**Records for this exercise**:
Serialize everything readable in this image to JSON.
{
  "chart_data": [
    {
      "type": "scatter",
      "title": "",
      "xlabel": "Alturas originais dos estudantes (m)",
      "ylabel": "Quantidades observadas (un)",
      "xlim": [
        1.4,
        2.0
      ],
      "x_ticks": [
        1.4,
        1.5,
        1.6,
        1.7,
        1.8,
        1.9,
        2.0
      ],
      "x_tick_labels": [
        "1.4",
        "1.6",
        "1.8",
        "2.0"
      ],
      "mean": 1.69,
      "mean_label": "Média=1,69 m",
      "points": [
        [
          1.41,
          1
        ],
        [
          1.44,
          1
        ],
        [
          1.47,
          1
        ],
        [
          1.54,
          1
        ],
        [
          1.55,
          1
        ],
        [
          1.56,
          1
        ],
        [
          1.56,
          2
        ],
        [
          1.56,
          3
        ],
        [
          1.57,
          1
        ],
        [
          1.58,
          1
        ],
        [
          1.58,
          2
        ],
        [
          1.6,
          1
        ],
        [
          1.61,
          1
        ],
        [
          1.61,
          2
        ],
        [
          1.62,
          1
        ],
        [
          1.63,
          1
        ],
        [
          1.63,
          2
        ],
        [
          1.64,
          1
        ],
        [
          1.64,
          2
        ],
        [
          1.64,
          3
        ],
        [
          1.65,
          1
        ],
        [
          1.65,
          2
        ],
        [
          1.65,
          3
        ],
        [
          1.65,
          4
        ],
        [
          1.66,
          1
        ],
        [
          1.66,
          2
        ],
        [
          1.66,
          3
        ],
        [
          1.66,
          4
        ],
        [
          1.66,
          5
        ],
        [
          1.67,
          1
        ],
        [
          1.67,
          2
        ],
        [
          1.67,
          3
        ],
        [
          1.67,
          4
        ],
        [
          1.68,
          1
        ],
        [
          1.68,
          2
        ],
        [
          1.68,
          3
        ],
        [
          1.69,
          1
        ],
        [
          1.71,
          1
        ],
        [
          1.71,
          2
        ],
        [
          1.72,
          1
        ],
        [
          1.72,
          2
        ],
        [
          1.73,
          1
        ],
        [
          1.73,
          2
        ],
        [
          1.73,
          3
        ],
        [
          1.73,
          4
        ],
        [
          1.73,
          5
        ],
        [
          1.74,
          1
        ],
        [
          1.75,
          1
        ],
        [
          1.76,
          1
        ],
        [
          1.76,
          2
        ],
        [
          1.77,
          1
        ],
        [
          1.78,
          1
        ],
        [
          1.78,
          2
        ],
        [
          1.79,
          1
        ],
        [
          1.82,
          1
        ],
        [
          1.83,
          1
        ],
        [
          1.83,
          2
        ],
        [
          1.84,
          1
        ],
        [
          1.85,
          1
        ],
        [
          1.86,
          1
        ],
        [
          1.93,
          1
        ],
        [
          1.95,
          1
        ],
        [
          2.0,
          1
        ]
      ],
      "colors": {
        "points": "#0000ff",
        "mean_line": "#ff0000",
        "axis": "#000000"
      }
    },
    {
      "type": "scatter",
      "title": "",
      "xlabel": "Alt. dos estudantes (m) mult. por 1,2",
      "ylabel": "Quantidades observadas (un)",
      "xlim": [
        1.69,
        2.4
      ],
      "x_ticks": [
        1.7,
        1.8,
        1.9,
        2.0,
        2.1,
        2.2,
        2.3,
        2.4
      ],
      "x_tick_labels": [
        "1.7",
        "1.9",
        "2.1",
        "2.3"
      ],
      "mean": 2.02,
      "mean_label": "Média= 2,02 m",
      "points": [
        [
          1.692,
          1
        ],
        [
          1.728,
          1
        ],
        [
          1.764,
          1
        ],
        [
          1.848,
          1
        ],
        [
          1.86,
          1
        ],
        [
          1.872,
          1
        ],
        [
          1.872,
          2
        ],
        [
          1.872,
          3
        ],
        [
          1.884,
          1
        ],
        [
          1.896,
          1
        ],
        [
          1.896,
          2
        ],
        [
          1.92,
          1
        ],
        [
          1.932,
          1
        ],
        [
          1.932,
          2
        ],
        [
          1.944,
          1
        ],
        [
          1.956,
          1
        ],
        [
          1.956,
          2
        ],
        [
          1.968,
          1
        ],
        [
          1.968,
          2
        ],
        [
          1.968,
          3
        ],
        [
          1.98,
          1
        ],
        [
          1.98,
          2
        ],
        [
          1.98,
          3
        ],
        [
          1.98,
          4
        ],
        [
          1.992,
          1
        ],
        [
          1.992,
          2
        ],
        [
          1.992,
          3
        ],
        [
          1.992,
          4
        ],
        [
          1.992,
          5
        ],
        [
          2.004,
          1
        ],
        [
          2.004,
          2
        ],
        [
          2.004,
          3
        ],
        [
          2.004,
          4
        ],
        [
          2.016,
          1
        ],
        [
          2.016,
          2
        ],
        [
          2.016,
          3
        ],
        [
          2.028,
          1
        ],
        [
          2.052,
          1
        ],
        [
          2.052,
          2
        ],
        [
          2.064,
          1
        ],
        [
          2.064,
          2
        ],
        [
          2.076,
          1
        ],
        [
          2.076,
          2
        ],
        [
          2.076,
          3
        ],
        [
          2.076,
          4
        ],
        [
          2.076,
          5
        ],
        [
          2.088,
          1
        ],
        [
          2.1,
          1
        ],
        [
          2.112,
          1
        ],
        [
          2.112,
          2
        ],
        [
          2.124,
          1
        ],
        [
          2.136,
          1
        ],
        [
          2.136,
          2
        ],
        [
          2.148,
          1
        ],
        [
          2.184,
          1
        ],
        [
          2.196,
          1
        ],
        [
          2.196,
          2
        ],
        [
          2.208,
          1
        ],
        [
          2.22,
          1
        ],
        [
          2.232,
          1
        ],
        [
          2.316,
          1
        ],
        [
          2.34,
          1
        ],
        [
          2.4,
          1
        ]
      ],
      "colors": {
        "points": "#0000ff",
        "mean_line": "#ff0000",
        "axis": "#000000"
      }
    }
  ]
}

**Given exercise**: Select and copy every line of the material that holds the string "estudantes".

**Written response**:
      "xlabel": "Alturas originais dos estudantes (m)",
      "xlabel": "Alt. dos estudantes (m) mult. por 1,2",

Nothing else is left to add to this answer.